Show every line containing "this" by copying it.

Records from a collection of figures:
•••••

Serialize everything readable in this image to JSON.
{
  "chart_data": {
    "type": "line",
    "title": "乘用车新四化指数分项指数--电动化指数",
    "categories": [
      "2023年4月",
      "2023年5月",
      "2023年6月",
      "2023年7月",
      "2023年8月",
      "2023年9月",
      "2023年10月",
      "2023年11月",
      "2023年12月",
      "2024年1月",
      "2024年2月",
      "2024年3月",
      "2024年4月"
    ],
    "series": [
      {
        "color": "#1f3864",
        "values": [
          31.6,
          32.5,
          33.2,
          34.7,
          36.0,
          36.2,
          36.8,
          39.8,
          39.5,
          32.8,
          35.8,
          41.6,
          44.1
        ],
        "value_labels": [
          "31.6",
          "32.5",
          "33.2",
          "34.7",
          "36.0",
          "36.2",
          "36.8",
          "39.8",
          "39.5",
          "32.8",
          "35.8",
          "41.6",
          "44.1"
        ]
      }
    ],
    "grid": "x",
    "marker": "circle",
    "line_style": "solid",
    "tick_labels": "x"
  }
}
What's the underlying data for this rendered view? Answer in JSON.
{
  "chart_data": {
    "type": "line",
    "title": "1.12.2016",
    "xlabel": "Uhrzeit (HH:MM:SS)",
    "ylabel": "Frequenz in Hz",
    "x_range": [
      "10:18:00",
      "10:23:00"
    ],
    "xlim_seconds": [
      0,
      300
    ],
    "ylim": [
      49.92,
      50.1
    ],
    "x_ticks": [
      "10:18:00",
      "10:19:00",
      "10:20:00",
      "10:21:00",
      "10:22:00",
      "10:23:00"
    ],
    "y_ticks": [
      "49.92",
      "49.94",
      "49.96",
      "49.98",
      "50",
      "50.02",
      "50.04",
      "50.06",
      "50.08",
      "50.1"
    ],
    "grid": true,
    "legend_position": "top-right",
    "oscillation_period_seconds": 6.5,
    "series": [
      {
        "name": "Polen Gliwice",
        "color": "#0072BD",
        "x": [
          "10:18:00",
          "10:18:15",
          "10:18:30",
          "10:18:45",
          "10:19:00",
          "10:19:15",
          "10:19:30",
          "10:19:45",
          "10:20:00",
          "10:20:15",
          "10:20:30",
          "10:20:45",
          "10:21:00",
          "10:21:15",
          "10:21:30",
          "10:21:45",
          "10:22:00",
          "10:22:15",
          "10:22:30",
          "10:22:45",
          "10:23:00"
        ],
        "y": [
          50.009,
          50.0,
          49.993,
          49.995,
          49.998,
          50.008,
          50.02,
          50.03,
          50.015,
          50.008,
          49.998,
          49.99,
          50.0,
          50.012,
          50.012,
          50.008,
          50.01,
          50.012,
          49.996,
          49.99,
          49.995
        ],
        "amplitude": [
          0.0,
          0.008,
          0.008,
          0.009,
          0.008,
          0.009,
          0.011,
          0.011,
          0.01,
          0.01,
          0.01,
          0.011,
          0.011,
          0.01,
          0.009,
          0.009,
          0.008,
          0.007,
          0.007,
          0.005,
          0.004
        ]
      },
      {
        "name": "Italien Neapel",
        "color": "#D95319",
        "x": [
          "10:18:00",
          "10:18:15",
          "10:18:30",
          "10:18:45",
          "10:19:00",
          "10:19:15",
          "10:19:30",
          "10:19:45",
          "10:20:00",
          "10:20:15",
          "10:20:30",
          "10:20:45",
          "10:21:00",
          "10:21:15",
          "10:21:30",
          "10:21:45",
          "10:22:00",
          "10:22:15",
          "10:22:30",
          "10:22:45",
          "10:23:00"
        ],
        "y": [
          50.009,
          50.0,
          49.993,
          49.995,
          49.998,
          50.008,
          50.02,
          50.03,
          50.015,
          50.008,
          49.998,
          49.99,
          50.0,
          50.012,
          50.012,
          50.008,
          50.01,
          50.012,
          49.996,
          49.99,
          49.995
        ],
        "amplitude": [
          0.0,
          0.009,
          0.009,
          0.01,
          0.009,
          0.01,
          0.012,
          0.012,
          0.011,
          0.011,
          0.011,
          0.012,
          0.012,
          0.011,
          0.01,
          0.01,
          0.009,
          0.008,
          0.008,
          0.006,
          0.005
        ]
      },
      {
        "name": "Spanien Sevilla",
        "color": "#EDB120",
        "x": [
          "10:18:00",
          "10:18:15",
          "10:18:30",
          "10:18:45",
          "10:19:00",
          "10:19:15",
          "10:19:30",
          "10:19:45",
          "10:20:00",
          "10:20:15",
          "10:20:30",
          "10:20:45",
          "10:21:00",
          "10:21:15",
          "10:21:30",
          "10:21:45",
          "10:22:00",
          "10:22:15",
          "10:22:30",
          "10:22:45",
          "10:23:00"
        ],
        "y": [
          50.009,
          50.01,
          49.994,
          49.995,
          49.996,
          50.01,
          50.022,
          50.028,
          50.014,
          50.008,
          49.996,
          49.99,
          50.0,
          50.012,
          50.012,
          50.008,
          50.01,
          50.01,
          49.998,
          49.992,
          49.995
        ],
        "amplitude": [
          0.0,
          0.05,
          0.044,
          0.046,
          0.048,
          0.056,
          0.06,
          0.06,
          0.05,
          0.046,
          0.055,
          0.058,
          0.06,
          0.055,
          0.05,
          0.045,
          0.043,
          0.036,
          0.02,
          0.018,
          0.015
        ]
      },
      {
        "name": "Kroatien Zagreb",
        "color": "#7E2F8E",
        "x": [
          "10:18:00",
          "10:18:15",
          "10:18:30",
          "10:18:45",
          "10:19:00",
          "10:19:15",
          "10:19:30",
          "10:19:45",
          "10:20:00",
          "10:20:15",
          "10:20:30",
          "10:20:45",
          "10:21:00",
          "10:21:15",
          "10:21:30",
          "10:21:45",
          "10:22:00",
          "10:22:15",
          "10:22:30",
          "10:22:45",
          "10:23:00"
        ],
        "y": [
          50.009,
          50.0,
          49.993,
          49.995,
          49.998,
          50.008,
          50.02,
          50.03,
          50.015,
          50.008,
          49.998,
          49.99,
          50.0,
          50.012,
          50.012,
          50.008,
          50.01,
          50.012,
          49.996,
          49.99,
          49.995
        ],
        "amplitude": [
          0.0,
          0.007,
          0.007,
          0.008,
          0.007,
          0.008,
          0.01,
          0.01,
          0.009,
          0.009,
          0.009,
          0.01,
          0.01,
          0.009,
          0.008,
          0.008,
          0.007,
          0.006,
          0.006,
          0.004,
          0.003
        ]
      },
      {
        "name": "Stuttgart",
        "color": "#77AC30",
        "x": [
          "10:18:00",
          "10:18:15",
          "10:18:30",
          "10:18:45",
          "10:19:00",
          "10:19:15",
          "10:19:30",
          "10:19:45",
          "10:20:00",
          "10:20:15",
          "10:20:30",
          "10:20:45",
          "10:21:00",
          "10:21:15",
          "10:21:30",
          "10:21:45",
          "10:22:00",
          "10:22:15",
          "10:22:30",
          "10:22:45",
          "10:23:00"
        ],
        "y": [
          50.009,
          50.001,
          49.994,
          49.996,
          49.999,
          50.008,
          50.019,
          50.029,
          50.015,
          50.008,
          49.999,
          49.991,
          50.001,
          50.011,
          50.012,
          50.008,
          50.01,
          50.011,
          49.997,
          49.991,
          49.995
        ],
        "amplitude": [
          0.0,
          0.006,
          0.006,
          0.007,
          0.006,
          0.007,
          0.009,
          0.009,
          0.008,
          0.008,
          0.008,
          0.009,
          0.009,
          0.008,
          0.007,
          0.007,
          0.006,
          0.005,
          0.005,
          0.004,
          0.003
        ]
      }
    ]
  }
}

•••••

** In response **
Serialize everything readable in this image to JSON.
What's the underlying data for this rendered view? Answer in JSON.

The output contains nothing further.